> Given request
Rewrite the lines from the first one through the line containing "The horizontal U-shaped", changing "motor" to "drive" and keeping everything else the same.

> Data records

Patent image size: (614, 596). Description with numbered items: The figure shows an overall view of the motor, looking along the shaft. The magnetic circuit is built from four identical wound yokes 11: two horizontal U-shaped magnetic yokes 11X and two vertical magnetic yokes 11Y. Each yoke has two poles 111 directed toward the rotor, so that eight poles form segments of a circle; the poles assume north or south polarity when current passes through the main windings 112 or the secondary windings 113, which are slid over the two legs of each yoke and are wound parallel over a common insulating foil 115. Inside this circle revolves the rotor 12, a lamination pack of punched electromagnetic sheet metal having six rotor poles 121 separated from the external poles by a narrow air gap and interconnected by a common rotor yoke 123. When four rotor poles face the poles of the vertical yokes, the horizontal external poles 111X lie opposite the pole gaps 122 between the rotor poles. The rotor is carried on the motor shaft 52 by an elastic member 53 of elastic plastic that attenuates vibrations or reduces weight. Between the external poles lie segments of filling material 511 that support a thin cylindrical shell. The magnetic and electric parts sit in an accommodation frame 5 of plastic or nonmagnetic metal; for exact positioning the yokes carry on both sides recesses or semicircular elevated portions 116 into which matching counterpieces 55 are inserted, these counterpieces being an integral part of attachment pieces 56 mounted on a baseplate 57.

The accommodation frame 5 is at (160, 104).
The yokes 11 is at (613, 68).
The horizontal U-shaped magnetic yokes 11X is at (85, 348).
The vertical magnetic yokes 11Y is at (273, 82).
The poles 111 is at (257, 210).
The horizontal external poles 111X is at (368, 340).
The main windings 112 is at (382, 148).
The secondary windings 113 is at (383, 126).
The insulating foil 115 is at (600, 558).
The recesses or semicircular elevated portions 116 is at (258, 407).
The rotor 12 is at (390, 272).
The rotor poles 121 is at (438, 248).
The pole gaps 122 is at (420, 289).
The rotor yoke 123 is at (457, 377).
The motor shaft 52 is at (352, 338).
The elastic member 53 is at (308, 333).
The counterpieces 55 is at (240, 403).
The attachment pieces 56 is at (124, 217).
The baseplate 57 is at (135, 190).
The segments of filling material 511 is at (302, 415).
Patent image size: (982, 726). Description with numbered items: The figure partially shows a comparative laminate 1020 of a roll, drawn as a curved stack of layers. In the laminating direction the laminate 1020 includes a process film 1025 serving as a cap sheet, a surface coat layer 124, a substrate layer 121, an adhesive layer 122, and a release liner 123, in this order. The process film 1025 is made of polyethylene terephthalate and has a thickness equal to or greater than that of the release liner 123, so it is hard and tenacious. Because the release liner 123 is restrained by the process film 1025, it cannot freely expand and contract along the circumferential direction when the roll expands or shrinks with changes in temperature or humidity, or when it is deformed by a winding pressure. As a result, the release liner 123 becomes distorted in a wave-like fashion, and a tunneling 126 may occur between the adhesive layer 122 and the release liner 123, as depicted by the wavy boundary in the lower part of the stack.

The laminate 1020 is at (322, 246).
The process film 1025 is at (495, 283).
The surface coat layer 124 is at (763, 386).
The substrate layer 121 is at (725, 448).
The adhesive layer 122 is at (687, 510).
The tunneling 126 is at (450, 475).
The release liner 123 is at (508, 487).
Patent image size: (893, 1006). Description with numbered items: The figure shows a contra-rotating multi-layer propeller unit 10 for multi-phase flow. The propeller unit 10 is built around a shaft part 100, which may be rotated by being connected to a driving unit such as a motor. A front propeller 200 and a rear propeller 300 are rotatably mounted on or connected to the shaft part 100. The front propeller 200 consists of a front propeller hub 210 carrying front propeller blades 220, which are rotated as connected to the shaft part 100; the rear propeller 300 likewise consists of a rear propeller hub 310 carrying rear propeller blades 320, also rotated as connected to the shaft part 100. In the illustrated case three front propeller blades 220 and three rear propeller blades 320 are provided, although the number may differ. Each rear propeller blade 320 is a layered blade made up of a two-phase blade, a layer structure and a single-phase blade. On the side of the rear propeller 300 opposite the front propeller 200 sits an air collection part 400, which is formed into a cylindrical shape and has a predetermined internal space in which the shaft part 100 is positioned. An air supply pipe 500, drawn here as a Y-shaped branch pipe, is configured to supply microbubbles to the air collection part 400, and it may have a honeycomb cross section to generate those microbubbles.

> Result
Patent image size: (614, 596). Description with numbered items: The figure shows an overall view of the drive, looking along the shaft. The magnetic circuit is built from four identical wound yokes 11: two horizontal U-shaped magnetic yokes 11X and two vertical magnetic yokes 11Y. Each yoke has two poles 111 directed toward the rotor, so that eight poles form segments of a circle; the poles assume north or south polarity when current passes through the main windings 112 or the secondary windings 113, which are slid over the two legs of each yoke and are wound parallel over a common insulating foil 115. Inside this circle revolves the rotor 12, a lamination pack of punched electromagnetic sheet metal having six rotor poles 121 separated from the external poles by a narrow air gap and interconnected by a common rotor yoke 123. When four rotor poles face the poles of the vertical yokes, the horizontal external poles 111X lie opposite the pole gaps 122 between the rotor poles. The rotor is carried on the drive shaft 52 by an elastic member 53 of elastic plastic that attenuates vibrations or reduces weight. Between the external poles lie segments of filling material 511 that support a thin cylindrical shell. The magnetic and electric parts sit in an accommodation frame 5 of plastic or nonmagnetic metal; for exact positioning the yokes carry on both sides recesses or semicircular elevated portions 116 into which matching counterpieces 55 are inserted, these counterpieces being an integral part of attachment pieces 56 mounted on a baseplate 57.

The accommodation frame 5 is at (160, 104).
The yokes 11 is at (613, 68).
The horizontal U-shaped magnetic yokes 11X is at (85, 348).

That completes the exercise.